**What you will do**
Copy each line below in which the word "doğramak" occurs.

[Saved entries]
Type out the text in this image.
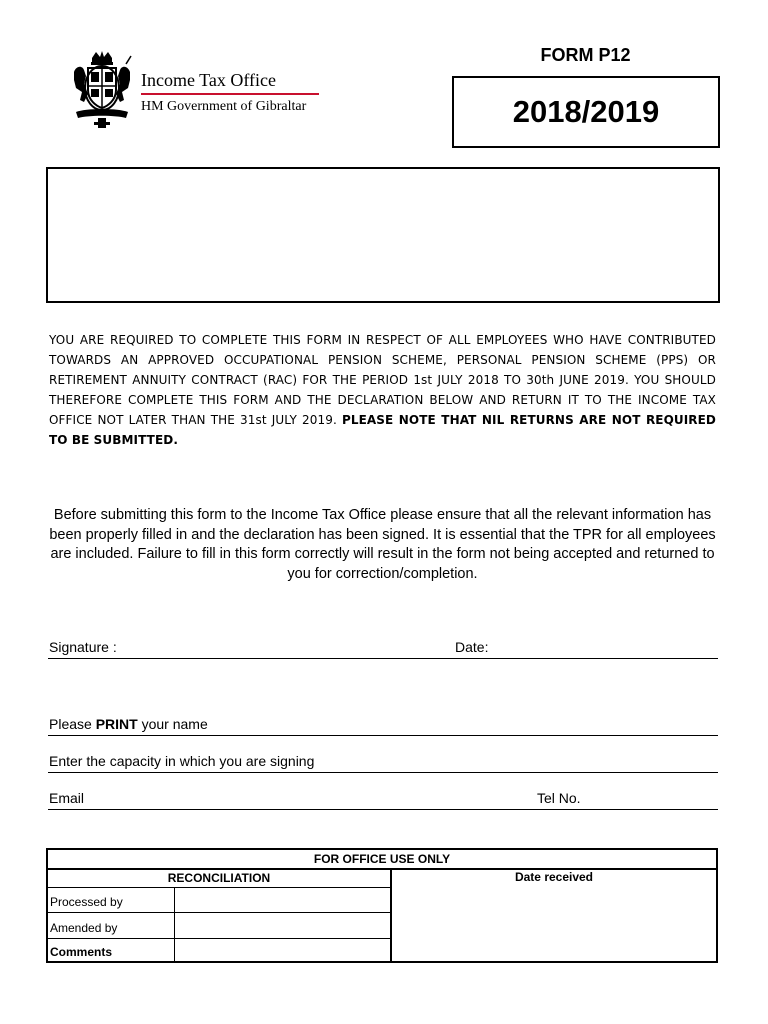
Income Tax Office
HM Government of Gibraltar
FORM P12
2018/2019
YOU ARE REQUIRED TO COMPLETE THIS FORM IN RESPECT OF ALL EMPLOYEES WHO HAVE CONTRIBUTED TOWARDS AN APPROVED OCCUPATIONAL PENSION SCHEME, PERSONAL PENSION SCHEME (PPS) OR RETIREMENT ANNUITY CONTRACT (RAC) FOR THE PERIOD 1st JULY 2018 TO 30th JUNE 2019. YOU SHOULD THEREFORE COMPLETE THIS FORM AND THE DECLARATION BELOW AND RETURN IT TO THE INCOME TAX OFFICE NOT LATER THAN THE 31st JULY 2019. PLEASE NOTE THAT NIL RETURNS ARE NOT REQUIRED TO BE SUBMITTED.
Before submitting this form to the Income Tax Office please ensure that all the relevant information has been properly filled in and the declaration has been signed. It is essential that the TPR for all employees are included. Failure to fill in this form correctly will result in the form not being accepted and returned to you for correction/completion.
Signature :	Date:
Please PRINT your name
Enter the capacity in which you are signing
Email	Tel No.
FOR OFFICE USE ONLY
RECONCILIATION
Processed by
Amended by
Comments
Date received
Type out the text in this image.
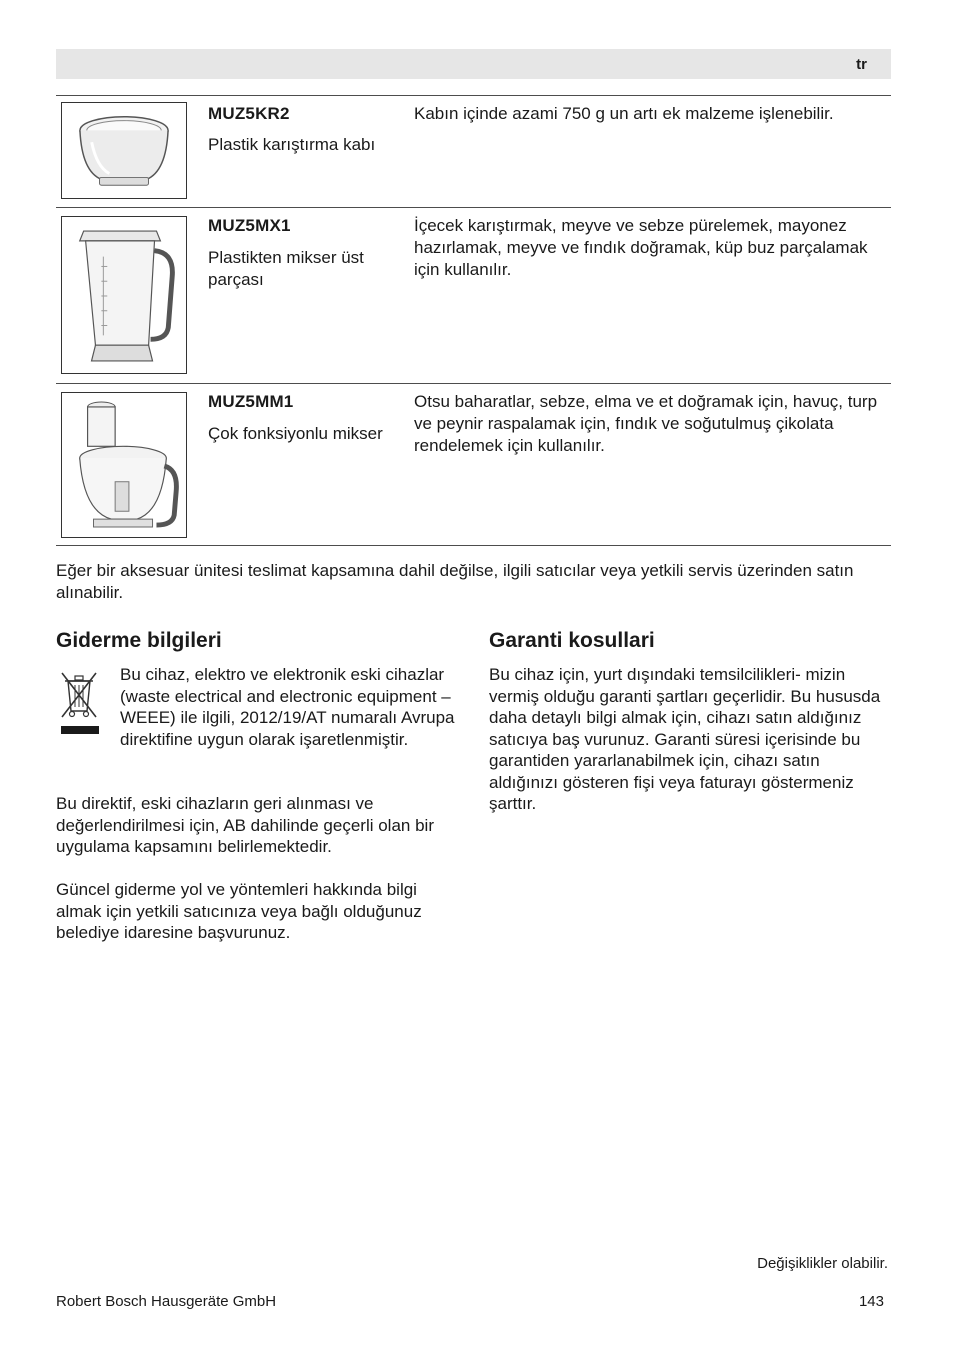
tr
MUZ5KR2
Plastik karıştırma kabı
Kabın içinde azami 750 g un artı ek malzeme işlenebilir.
MUZ5MX1
Plastikten mikser üst parçası
İçecek karıştırmak, meyve ve sebze pürelemek, mayonez hazırlamak, meyve ve fındık doğramak, küp buz parçalamak için kullanılır.
MUZ5MM1
Çok fonksiyonlu mikser
Otsu baharatlar, sebze, elma ve et doğramak için, havuç, turp ve peynir raspalamak için, fındık ve soğutulmuş çikolata rendelemek için kullanılır.
Eğer bir aksesuar ünitesi teslimat kapsamına dahil değilse, ilgili satıcılar veya yetkili servis üzerinden satın alınabilir.
Giderme bilgileri
Bu cihaz, elektro ve elektronik eski cihazlar (waste electrical and electronic equipment – WEEE) ile ilgili, 2012/19/AT numaralı Avrupa direktifine uygun olarak işaretlenmiştir.
Bu direktif, eski cihazların geri alınması ve değerlendirilmesi için, AB dahilinde geçerli olan bir uygulama kapsamını belirlemektedir.
Güncel giderme yol ve yöntemleri hakkında bilgi almak için yetkili satıcınıza veya bağlı olduğunuz belediye idaresine başvurunuz.
Garanti kosullari
Bu cihaz için, yurt dışındaki temsilcilikleri- mizin vermiş olduğu garanti şartları geçerlidir. Bu hususda daha detaylı bilgi almak için, cihazı satın aldığınız satıcıya baş vurunuz. Garanti süresi içerisinde bu garantiden yararlanabilmek için, cihazı satın aldığınızı gösteren fişi veya faturayı göstermeniz şarttır.
Değişiklikler olabilir.
Robert Bosch Hausgeräte GmbH	143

**Complete answer**
İçecek karıştırmak, meyve ve sebze pürelemek, mayonez hazırlamak, meyve ve fındık doğramak, küp buz parçalamak için kullanılır.
Otsu baharatlar, sebze, elma ve et doğramak için, havuç, turp ve peynir raspalamak için, fındık ve soğutulmuş çikolata rendelemek için kullanılır.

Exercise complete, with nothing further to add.